From the entries that follow, pick out all lines holding "progress".

··· Dataset

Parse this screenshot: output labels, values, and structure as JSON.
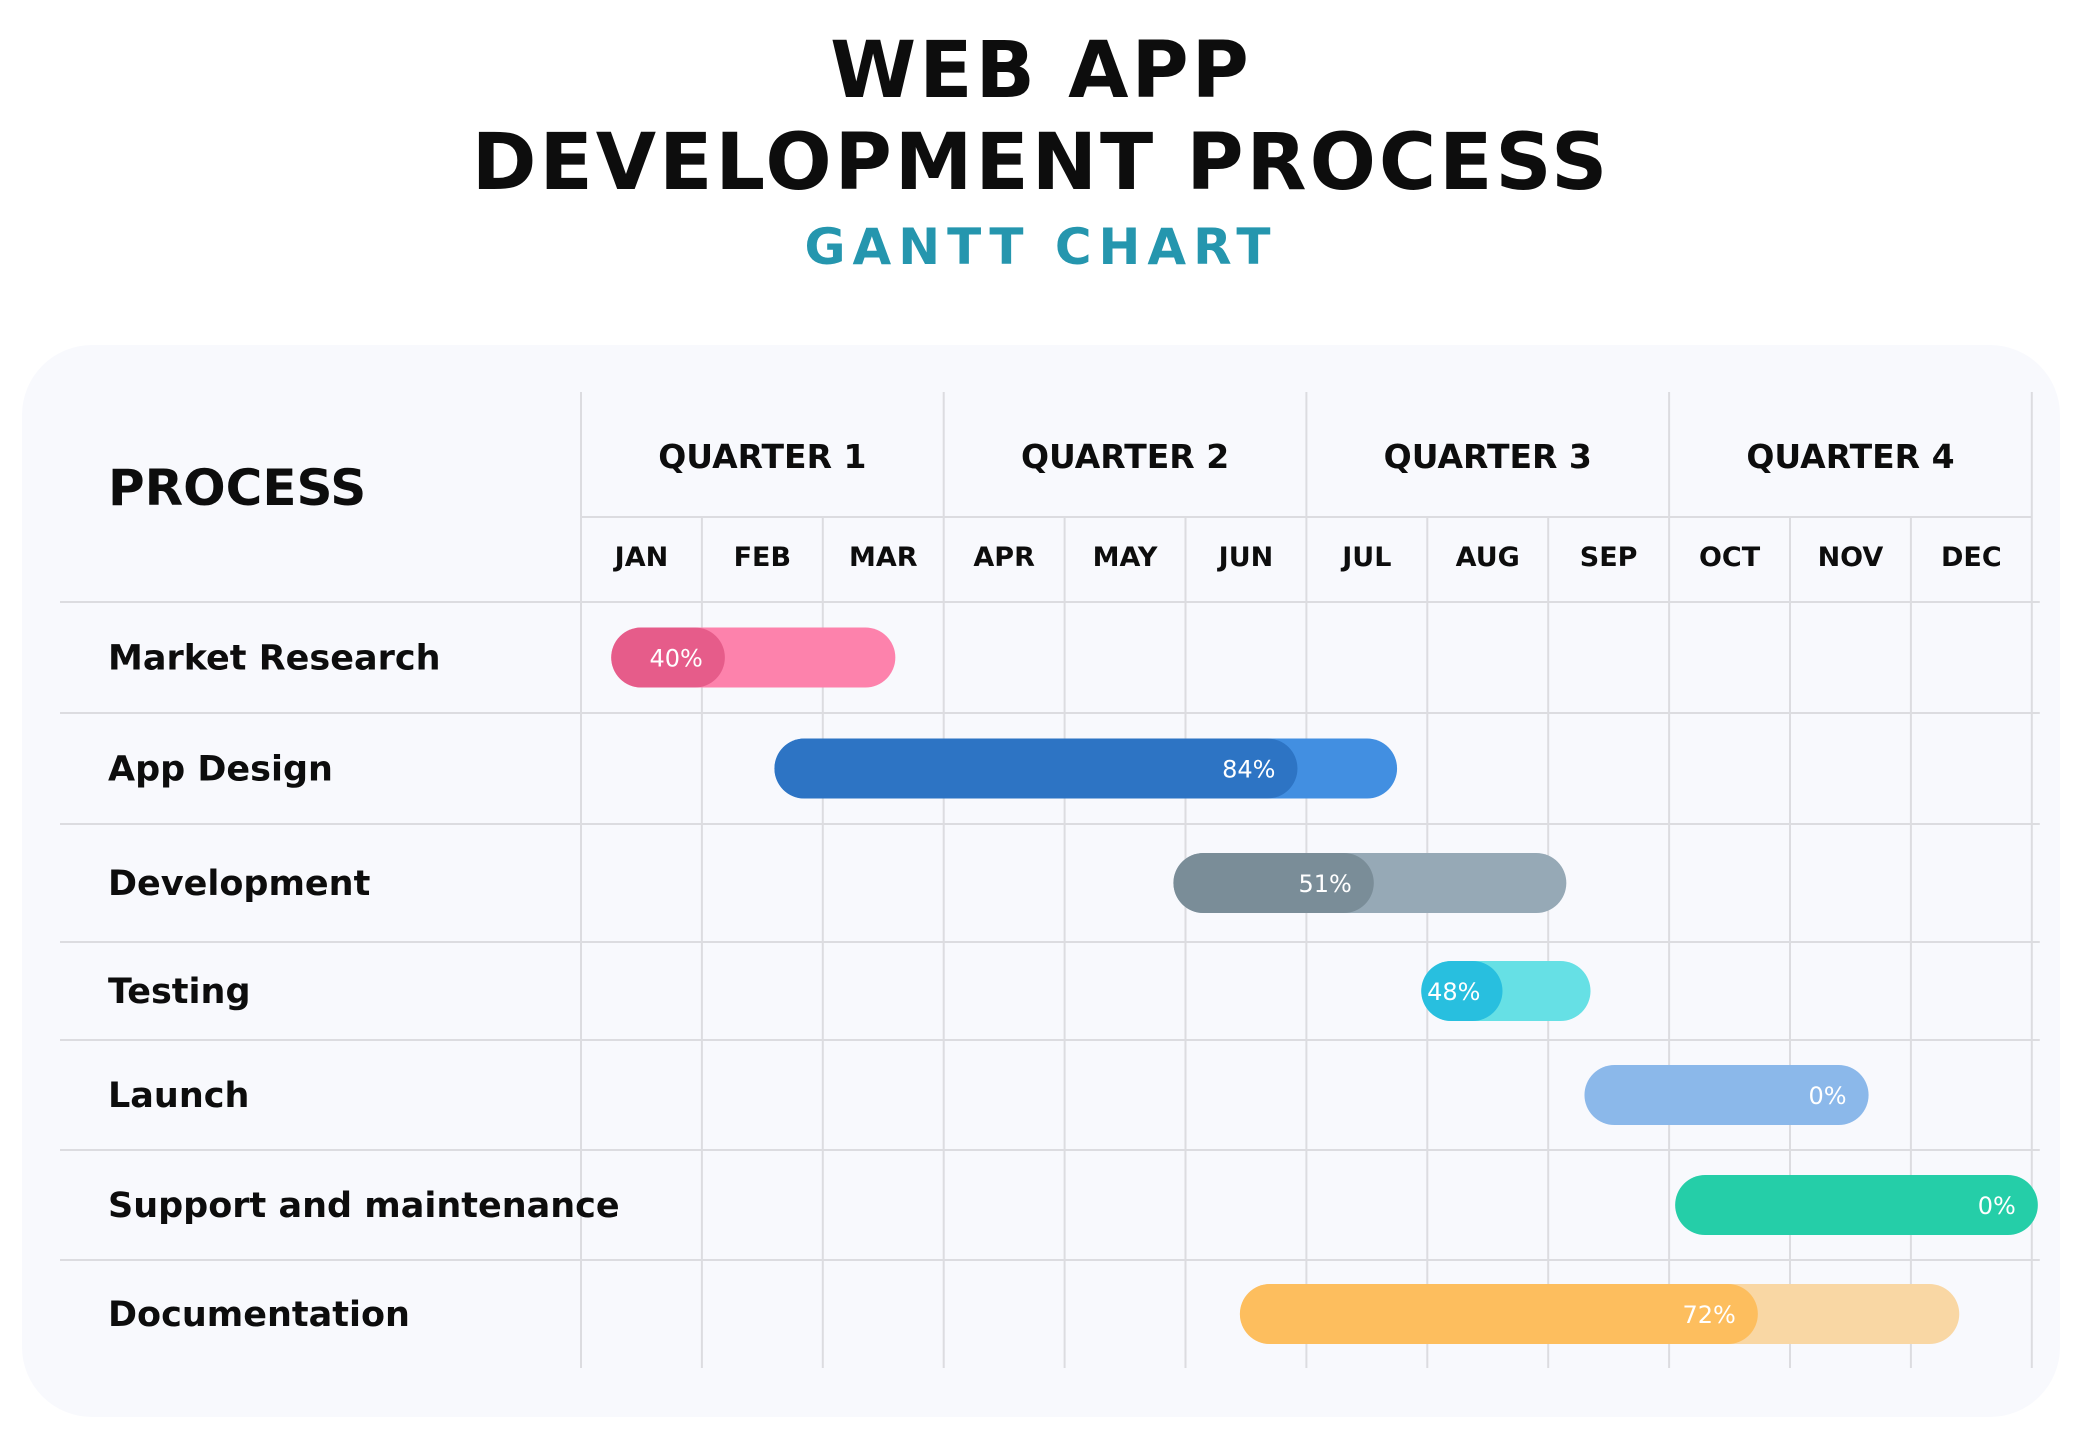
{
  "header": {
    "title_line1": "WEB APP",
    "title_line2": "DEVELOPMENT PROCESS",
    "subtitle": "GANTT CHART"
  },
  "table": {
    "process_header": "PROCESS"
  },
  "colors": {
    "panel_bg": "#f8f9fd",
    "grid": "#dcdce0",
    "title": "#0d0d0d",
    "subtitle": "#2596ae"
  },
  "chart_data": {
    "type": "gantt",
    "title": "WEB APP DEVELOPMENT PROCESS",
    "subtitle": "GANTT CHART",
    "quarters": [
      "QUARTER 1",
      "QUARTER 2",
      "QUARTER 3",
      "QUARTER 4"
    ],
    "months": [
      "JAN",
      "FEB",
      "MAR",
      "APR",
      "MAY",
      "JUN",
      "JUL",
      "AUG",
      "SEP",
      "OCT",
      "NOV",
      "DEC"
    ],
    "x_unit": "month (0 = start of JAN, 12 = end of DEC)",
    "tasks": [
      {
        "name": "Market Research",
        "start": 0.25,
        "end": 2.6,
        "progress": 40,
        "label": "40%",
        "color": "#fd82ac",
        "done_color": "#e65c8a"
      },
      {
        "name": "App Design",
        "start": 1.6,
        "end": 6.75,
        "progress": 84,
        "label": "84%",
        "color": "#428fe1",
        "done_color": "#2d74c4"
      },
      {
        "name": "Development",
        "start": 4.9,
        "end": 8.15,
        "progress": 51,
        "label": "51%",
        "color": "#96a9b6",
        "done_color": "#7a8d98"
      },
      {
        "name": "Testing",
        "start": 6.95,
        "end": 8.35,
        "progress": 48,
        "label": "48%",
        "color": "#66e0e5",
        "done_color": "#28bfdf"
      },
      {
        "name": "Launch",
        "start": 8.3,
        "end": 10.65,
        "progress": 0,
        "label": "0%",
        "color": "#8bb8ea",
        "done_color": "#8bb8ea"
      },
      {
        "name": "Support and maintenance",
        "start": 9.05,
        "end": 12.05,
        "progress": 0,
        "label": "0%",
        "color": "#25cea8",
        "done_color": "#25cea8"
      },
      {
        "name": "Documentation",
        "start": 5.45,
        "end": 11.4,
        "progress": 72,
        "label": "72%",
        "color": "#f9d7a4",
        "done_color": "#fdbe5e"
      }
    ]
  }
}
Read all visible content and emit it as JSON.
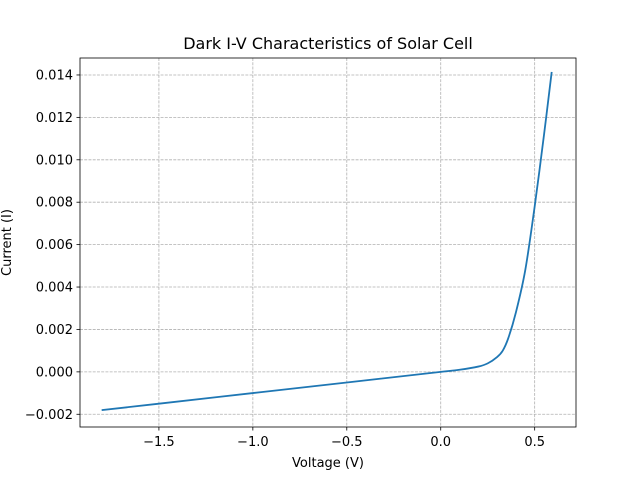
{
  "chart_data": {
    "type": "line",
    "title": "Dark I-V Characteristics of Solar Cell",
    "xlabel": "Voltage (V)",
    "ylabel": "Current (I)",
    "xlim": [
      -1.92,
      0.72
    ],
    "ylim": [
      -0.0026,
      0.0148
    ],
    "x_ticks": [
      -1.5,
      -1.0,
      -0.5,
      0.0,
      0.5
    ],
    "x_tick_labels": [
      "−1.5",
      "−1.0",
      "−0.5",
      "0.0",
      "0.5"
    ],
    "y_ticks": [
      -0.002,
      0.0,
      0.002,
      0.004,
      0.006,
      0.008,
      0.01,
      0.012,
      0.014
    ],
    "y_tick_labels": [
      "−0.002",
      "0.000",
      "0.002",
      "0.004",
      "0.006",
      "0.008",
      "0.010",
      "0.012",
      "0.014"
    ],
    "grid": true,
    "legend": "none",
    "series": [
      {
        "color": "#1f77b4",
        "x": [
          -1.8,
          -1.5,
          -1.0,
          -0.5,
          0.0,
          0.1,
          0.2,
          0.25,
          0.3,
          0.33,
          0.36,
          0.4,
          0.45,
          0.5,
          0.55,
          0.59
        ],
        "y": [
          -0.0018,
          -0.0015,
          -0.001,
          -0.0005,
          0.0,
          0.0001,
          0.00025,
          0.0004,
          0.0007,
          0.001,
          0.0016,
          0.0028,
          0.0048,
          0.0078,
          0.0112,
          0.0141
        ]
      }
    ]
  }
}
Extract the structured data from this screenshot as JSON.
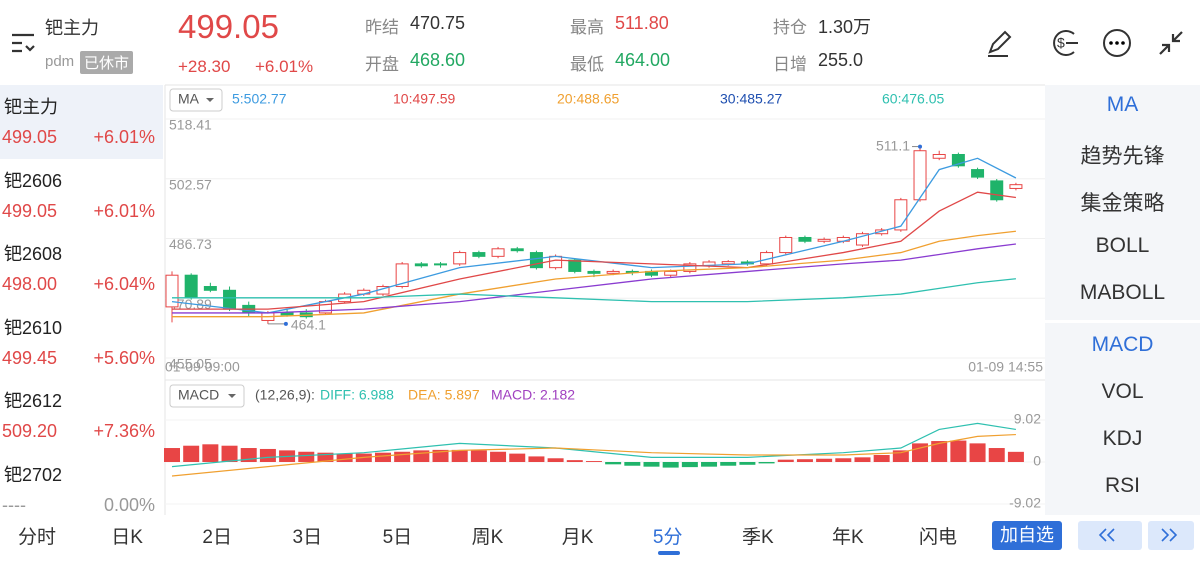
{
  "header": {
    "name": "钯主力",
    "code": "pdm",
    "status": "已休市",
    "price": "499.05",
    "change": "+28.30",
    "change_pct": "+6.01%",
    "stats": [
      {
        "label": "昨结",
        "value": "470.75"
      },
      {
        "label": "开盘",
        "value": "468.60"
      },
      {
        "label": "最高",
        "value": "511.80"
      },
      {
        "label": "最低",
        "value": "464.00"
      },
      {
        "label": "持仓",
        "value": "1.30万"
      },
      {
        "label": "日增",
        "value": "255.0"
      }
    ]
  },
  "sidebar": [
    {
      "name": "钯主力",
      "price": "499.05",
      "change": "+6.01%"
    },
    {
      "name": "钯2606",
      "price": "499.05",
      "change": "+6.01%"
    },
    {
      "name": "钯2608",
      "price": "498.00",
      "change": "+6.04%"
    },
    {
      "name": "钯2610",
      "price": "499.45",
      "change": "+5.60%"
    },
    {
      "name": "钯2612",
      "price": "509.20",
      "change": "+7.36%"
    },
    {
      "name": "钯2702",
      "price": "----",
      "change": "0.00%"
    }
  ],
  "indicators_main": [
    "MA",
    "趋势先锋",
    "集金策略",
    "BOLL",
    "MABOLL"
  ],
  "indicators_sub": [
    "MACD",
    "VOL",
    "KDJ",
    "RSI"
  ],
  "tabs": [
    "分时",
    "日K",
    "2日",
    "3日",
    "5日",
    "周K",
    "月K",
    "5分",
    "季K",
    "年K",
    "闪电"
  ],
  "button": "加自选",
  "chart": {
    "type": "candlestick",
    "selector": "MA",
    "start_label": "01-09 09:00",
    "end_label": "01-09 14:55",
    "ylim": [
      455.05,
      518.41
    ],
    "yticks": [
      518.41,
      502.57,
      486.73,
      470.89,
      455.05
    ],
    "legend": [
      {
        "label": "5:502.77",
        "color": "#3d9be0"
      },
      {
        "label": "10:497.59",
        "color": "#e04848"
      },
      {
        "label": "20:488.65",
        "color": "#f0a030"
      },
      {
        "label": "30:485.27",
        "color": "#1f4fb0"
      },
      {
        "label": "60:476.05",
        "color": "#2fc0b0"
      }
    ],
    "open": [
      468.6,
      477,
      474,
      473,
      469,
      465,
      467,
      467,
      467,
      470,
      472,
      472,
      474,
      480,
      480,
      480,
      483,
      482,
      484,
      483,
      479,
      481,
      478,
      477.5,
      478,
      478,
      477,
      478,
      479.5,
      480,
      480.5,
      480,
      483,
      487,
      486,
      486,
      485,
      488,
      489,
      497,
      508,
      509,
      505,
      502,
      500
    ],
    "close": [
      477,
      471,
      473,
      468,
      467,
      467,
      466.5,
      466,
      470,
      472,
      473,
      474,
      480,
      479.5,
      479.8,
      483,
      482,
      484,
      483.5,
      479,
      482,
      478,
      477.5,
      478,
      477.7,
      477,
      478,
      480,
      480.5,
      480.6,
      480,
      483,
      487,
      486,
      486.5,
      487,
      488,
      489,
      497,
      510,
      509,
      506,
      503,
      497,
      501
    ],
    "high": [
      478,
      477.5,
      475,
      474,
      470,
      467.5,
      468,
      468,
      470.5,
      472.5,
      473.5,
      474.5,
      480.5,
      480.5,
      480.5,
      483.5,
      483.5,
      484.5,
      484.5,
      483.5,
      482.5,
      481.5,
      478.5,
      478.5,
      478.5,
      478.5,
      478.5,
      480.5,
      481,
      481,
      481,
      483.5,
      487.5,
      487.5,
      487,
      487.5,
      488.5,
      489.5,
      497.5,
      511.1,
      510,
      509.5,
      505.5,
      502.5,
      501.5
    ],
    "low": [
      464.5,
      470.5,
      472.5,
      467.5,
      466,
      464.1,
      466,
      465.5,
      466.5,
      469.5,
      471.5,
      471.5,
      473.5,
      479,
      479,
      479.5,
      481.5,
      481.5,
      483,
      478.5,
      478.5,
      477.5,
      476.5,
      477,
      477,
      476.5,
      476.5,
      477.5,
      479,
      479.5,
      479.5,
      479.5,
      482.5,
      485.5,
      485.5,
      485.5,
      484.5,
      487.5,
      488.5,
      496.5,
      507.5,
      505.5,
      502.5,
      496.5,
      499.5
    ],
    "ma_x": [
      0,
      5,
      10,
      15,
      20,
      25,
      30,
      35,
      38,
      40,
      42,
      44
    ],
    "ma_series": [
      {
        "color": "#3d9be0",
        "values": [
          470,
          467,
          472,
          479,
          482,
          479,
          480,
          486,
          490,
          505,
          508,
          502.77
        ]
      },
      {
        "color": "#e04848",
        "values": [
          468,
          468,
          470,
          476,
          481,
          480,
          479,
          483,
          486,
          494,
          499,
          497.59
        ]
      },
      {
        "color": "#f0a030",
        "values": [
          466,
          466,
          467,
          472,
          476,
          478,
          479,
          481,
          483,
          486,
          487.5,
          488.65
        ]
      },
      {
        "color": "#8a3cd0",
        "values": [
          467,
          467,
          468,
          470,
          473,
          476,
          478,
          480,
          481,
          482.5,
          484,
          485.27
        ]
      },
      {
        "color": "#2fc0b0",
        "values": [
          471,
          471,
          471,
          472,
          471,
          470,
          470,
          471,
          472,
          473.5,
          475,
          476.05
        ]
      }
    ]
  },
  "macd": {
    "selector": "MACD",
    "params": "(12,26,9):",
    "legend": [
      {
        "label": "DIFF: 6.988",
        "color": "#2fc0b0"
      },
      {
        "label": "DEA: 5.897",
        "color": "#f0a030"
      },
      {
        "label": "MACD: 2.182",
        "color": "#a040c0"
      }
    ],
    "ylim": [
      -9.02,
      9.02
    ],
    "yticks": [
      9.02,
      0,
      -9.02
    ],
    "histogram": [
      3,
      3.5,
      3.8,
      3.5,
      3,
      2.8,
      2.5,
      2.2,
      2,
      1.8,
      1.8,
      2,
      2.2,
      2.5,
      2.6,
      2.6,
      2.5,
      2.2,
      1.8,
      1.2,
      0.8,
      0.4,
      0.2,
      -0.5,
      -0.8,
      -1,
      -1.2,
      -1.1,
      -1,
      -0.8,
      -0.6,
      -0.3,
      0.5,
      0.6,
      0.7,
      0.8,
      1,
      1.5,
      2.5,
      4,
      4.5,
      4.6,
      4,
      3,
      2.182
    ],
    "x": [
      0,
      5,
      10,
      15,
      20,
      25,
      30,
      35,
      38,
      40,
      42,
      44
    ],
    "diff": [
      -1,
      1,
      2,
      4,
      3,
      1,
      1,
      2,
      3,
      7,
      8.3,
      6.988
    ],
    "dea": [
      -3,
      -1,
      1,
      2.5,
      3,
      2,
      1.5,
      1.5,
      2,
      4,
      5.5,
      5.897
    ]
  }
}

······

- Complete output:
        "progress": 40,
        "progress": 84,
        "progress": 51,
        "progress": 48,
        "progress": 0,
        "progress": 0,
        "progress": 72,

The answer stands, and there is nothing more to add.